• [Items]:
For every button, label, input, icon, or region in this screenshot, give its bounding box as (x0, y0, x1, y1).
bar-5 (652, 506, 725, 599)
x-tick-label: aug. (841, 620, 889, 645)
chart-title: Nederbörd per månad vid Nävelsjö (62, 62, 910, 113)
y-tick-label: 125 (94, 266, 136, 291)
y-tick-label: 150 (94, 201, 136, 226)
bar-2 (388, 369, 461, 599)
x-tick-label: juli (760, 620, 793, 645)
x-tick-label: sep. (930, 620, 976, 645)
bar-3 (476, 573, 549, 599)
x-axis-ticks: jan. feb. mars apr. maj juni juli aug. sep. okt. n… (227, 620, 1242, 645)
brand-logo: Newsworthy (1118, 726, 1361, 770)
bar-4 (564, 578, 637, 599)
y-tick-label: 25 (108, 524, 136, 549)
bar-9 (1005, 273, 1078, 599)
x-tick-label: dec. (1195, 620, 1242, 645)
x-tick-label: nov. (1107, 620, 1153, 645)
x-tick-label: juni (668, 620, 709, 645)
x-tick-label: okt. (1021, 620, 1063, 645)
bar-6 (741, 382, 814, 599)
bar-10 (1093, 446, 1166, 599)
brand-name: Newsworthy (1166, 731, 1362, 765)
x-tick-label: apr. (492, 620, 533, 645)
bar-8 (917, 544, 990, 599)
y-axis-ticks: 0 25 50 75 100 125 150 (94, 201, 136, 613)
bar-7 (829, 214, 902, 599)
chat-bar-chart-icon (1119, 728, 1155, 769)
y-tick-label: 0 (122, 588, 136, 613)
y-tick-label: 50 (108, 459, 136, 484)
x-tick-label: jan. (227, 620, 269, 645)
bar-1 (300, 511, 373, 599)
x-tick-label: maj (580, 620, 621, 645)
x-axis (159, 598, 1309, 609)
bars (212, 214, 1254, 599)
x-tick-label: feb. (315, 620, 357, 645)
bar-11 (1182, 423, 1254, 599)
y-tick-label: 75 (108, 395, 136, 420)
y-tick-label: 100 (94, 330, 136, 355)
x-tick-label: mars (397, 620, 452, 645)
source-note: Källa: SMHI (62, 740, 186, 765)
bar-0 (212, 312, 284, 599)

• [What the task requires]: Rewrite all the records above, replacing every "x-tick-label" with "x-axis-label" and leaving everything else unchanged.

• [Response for this exercise]:
For every button, label, input, icon, or region in this screenshot, give its bounding box as (x0, y0, x1, y1).
bar-5 (652, 506, 725, 599)
x-axis-label: aug. (841, 620, 889, 645)
chart-title: Nederbörd per månad vid Nävelsjö (62, 62, 910, 113)
y-tick-label: 125 (94, 266, 136, 291)
y-tick-label: 150 (94, 201, 136, 226)
bar-2 (388, 369, 461, 599)
x-axis-label: juli (760, 620, 793, 645)
x-axis-label: sep. (930, 620, 976, 645)
bar-3 (476, 573, 549, 599)
x-axis-ticks: jan. feb. mars apr. maj juni juli aug. sep. okt. n… (227, 620, 1242, 645)
brand-logo: Newsworthy (1118, 726, 1361, 770)
bar-4 (564, 578, 637, 599)
y-tick-label: 25 (108, 524, 136, 549)
bar-9 (1005, 273, 1078, 599)
x-axis-label: dec. (1195, 620, 1242, 645)
x-axis-label: nov. (1107, 620, 1153, 645)
x-axis-label: juni (668, 620, 709, 645)
x-axis-label: okt. (1021, 620, 1063, 645)
bar-6 (741, 382, 814, 599)
bar-10 (1093, 446, 1166, 599)
brand-name: Newsworthy (1166, 731, 1362, 765)
x-axis-label: apr. (492, 620, 533, 645)
bar-8 (917, 544, 990, 599)
y-axis-ticks: 0 25 50 75 100 125 150 (94, 201, 136, 613)
bar-7 (829, 214, 902, 599)
chat-bar-chart-icon (1119, 728, 1155, 769)
y-tick-label: 0 (122, 588, 136, 613)
y-tick-label: 50 (108, 459, 136, 484)
x-axis-label: jan. (227, 620, 269, 645)
bar-1 (300, 511, 373, 599)
x-axis-label: maj (580, 620, 621, 645)
x-axis (159, 598, 1309, 609)
bars (212, 214, 1254, 599)
x-axis-label: feb. (315, 620, 357, 645)
bar-11 (1182, 423, 1254, 599)
y-tick-label: 75 (108, 395, 136, 420)
y-tick-label: 100 (94, 330, 136, 355)
x-axis-label: mars (397, 620, 452, 645)
source-note: Källa: SMHI (62, 740, 186, 765)
bar-0 (212, 312, 284, 599)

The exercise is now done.